• [Dataset records]:
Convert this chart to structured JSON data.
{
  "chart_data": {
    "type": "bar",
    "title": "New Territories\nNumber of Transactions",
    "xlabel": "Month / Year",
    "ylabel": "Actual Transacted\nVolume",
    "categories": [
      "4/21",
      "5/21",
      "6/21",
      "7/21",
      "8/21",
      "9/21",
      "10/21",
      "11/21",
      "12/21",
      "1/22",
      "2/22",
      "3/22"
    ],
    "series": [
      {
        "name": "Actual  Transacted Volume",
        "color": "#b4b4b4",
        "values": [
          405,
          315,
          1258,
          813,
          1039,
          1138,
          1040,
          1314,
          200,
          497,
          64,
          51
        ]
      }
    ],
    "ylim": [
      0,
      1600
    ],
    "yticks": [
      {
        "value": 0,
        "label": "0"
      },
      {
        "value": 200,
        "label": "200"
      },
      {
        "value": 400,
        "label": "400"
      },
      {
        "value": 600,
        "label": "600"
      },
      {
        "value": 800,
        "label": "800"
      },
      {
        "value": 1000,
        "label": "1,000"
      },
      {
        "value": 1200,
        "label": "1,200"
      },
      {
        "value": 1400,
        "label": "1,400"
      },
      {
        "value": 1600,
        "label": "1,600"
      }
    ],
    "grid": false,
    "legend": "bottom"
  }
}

• [Task instructions]: Select from the material above each line in which the string "Actual" appears, and list those lines.

• [Finished answer]:
    "ylabel": "Actual Transacted\nVolume",
        "name": "Actual  Transacted Volume",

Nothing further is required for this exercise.